◆ Exercise
Give only the number of lines in the records that include the string "особо".
________________________________________
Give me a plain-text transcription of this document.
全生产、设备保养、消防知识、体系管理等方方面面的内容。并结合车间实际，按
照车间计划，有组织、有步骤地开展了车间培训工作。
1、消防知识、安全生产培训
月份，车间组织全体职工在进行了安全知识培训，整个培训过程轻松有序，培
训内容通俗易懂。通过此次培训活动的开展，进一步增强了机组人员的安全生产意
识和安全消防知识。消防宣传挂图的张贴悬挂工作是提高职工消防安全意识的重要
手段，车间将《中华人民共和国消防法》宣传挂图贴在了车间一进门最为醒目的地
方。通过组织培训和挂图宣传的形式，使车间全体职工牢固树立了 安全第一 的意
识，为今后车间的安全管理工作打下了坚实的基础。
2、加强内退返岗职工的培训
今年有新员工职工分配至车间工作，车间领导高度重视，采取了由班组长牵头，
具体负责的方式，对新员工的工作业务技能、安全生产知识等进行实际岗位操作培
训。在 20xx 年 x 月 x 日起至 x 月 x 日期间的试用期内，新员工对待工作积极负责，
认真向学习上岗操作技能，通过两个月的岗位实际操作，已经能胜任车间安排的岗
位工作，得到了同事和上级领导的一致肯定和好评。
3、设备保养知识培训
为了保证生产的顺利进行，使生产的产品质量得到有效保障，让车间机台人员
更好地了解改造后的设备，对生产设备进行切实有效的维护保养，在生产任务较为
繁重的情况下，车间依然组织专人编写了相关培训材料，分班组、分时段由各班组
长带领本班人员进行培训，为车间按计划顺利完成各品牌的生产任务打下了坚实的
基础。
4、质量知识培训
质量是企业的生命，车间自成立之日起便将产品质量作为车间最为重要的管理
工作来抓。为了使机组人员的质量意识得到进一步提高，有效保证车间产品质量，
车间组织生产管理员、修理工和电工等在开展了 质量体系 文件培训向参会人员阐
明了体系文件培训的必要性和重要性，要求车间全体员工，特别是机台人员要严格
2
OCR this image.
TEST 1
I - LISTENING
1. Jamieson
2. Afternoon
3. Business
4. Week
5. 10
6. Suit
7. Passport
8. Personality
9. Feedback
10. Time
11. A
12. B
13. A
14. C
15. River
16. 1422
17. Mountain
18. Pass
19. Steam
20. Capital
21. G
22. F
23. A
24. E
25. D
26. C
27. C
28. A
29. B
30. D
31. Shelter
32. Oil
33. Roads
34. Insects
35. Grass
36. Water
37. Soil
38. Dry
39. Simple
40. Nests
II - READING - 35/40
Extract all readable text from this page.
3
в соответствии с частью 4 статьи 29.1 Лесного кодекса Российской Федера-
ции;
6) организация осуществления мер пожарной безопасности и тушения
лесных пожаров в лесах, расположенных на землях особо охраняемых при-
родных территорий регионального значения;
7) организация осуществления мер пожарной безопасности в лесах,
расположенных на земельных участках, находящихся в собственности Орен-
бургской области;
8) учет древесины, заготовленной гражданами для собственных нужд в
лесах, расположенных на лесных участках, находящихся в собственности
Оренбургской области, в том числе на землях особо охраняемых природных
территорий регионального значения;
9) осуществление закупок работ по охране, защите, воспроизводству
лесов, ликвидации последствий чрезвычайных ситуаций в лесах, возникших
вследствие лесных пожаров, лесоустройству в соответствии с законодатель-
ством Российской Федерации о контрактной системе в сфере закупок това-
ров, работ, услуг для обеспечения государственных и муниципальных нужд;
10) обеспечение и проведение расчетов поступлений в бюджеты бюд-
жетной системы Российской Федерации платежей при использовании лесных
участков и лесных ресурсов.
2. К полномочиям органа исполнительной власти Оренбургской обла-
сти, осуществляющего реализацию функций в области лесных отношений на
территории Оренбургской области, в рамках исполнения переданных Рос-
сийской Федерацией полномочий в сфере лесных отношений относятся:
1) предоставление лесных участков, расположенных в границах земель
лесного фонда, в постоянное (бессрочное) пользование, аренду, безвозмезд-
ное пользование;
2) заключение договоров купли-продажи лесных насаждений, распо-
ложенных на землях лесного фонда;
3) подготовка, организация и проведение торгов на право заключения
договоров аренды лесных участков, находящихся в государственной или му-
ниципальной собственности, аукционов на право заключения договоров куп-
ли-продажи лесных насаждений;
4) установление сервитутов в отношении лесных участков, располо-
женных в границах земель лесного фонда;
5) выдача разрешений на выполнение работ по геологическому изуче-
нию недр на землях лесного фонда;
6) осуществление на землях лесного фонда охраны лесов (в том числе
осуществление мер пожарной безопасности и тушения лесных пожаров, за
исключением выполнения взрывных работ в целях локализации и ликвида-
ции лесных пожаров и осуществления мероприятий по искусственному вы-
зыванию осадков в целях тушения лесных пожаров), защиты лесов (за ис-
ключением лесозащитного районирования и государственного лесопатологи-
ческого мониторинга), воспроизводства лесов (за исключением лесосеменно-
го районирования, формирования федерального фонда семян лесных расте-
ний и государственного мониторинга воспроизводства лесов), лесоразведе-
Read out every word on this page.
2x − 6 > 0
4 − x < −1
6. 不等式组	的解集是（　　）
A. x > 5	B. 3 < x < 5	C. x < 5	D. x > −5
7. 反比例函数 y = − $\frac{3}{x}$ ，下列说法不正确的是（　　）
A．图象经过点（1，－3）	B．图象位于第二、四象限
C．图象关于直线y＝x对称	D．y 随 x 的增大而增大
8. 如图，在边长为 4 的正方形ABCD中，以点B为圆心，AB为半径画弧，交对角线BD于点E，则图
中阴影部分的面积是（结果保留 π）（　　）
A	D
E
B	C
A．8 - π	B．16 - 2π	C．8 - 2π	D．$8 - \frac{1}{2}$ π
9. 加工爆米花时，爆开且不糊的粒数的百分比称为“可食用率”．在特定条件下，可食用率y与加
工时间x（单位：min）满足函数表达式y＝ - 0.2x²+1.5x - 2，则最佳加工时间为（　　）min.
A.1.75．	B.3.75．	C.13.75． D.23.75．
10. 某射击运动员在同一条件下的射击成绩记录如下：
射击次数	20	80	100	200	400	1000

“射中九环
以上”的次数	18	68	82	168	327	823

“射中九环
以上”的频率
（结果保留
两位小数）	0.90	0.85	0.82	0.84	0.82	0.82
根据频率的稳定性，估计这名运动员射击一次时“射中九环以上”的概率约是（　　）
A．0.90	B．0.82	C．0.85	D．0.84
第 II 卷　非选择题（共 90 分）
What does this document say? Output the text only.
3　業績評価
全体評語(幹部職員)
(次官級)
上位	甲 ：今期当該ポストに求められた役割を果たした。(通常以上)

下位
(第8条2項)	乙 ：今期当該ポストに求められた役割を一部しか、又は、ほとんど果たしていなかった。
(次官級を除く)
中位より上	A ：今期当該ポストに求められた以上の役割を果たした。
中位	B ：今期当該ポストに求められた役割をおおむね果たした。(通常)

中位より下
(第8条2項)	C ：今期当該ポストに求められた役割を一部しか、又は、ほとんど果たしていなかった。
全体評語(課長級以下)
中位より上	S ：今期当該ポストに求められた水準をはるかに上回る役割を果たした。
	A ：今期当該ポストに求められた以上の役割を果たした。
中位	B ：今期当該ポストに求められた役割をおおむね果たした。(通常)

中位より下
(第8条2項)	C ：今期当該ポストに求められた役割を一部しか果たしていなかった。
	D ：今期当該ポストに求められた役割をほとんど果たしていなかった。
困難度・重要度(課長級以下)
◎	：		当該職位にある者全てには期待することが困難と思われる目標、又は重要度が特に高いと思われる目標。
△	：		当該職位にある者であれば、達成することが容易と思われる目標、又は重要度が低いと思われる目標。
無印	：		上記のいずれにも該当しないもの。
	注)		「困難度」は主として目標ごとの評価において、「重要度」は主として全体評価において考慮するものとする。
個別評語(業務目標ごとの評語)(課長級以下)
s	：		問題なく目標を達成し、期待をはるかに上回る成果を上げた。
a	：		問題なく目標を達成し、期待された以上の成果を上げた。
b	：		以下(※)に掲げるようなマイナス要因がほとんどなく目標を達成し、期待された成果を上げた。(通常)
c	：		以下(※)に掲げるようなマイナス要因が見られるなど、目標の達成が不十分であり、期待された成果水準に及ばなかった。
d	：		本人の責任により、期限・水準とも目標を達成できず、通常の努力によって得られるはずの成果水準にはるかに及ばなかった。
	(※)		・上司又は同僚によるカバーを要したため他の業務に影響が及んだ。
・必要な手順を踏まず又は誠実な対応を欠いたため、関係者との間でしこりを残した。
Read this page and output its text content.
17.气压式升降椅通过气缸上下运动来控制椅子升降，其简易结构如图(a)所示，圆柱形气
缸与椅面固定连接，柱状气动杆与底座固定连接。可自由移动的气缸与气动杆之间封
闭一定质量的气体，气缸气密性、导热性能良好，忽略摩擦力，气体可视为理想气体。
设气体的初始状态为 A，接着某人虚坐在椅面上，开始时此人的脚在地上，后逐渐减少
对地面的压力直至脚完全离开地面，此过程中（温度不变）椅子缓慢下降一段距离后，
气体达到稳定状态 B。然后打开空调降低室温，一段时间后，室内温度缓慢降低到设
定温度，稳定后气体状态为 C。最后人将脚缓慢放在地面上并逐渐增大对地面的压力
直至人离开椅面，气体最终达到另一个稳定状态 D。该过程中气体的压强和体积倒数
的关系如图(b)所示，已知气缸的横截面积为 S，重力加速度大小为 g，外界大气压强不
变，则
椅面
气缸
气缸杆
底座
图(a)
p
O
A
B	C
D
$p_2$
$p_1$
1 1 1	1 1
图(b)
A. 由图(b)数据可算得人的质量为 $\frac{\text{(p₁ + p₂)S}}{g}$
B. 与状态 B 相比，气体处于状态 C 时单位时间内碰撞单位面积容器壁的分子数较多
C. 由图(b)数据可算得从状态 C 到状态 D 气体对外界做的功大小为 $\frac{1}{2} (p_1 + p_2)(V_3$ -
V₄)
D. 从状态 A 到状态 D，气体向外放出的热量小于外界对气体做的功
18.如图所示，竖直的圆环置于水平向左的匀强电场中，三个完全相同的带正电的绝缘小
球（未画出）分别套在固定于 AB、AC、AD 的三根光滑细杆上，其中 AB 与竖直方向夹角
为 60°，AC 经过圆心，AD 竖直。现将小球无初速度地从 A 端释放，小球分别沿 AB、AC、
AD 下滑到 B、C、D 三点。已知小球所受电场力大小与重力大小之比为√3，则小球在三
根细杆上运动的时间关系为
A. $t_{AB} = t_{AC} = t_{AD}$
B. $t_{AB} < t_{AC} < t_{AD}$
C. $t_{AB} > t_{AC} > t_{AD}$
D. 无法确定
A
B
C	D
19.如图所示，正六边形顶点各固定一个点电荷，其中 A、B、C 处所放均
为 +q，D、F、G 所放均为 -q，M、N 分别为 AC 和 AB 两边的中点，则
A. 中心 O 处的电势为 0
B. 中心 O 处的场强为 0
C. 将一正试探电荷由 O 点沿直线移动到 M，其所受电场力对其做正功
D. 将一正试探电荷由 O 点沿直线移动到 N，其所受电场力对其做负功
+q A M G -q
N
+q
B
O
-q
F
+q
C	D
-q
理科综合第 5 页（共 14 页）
________________________________________
◆ Response to the task
2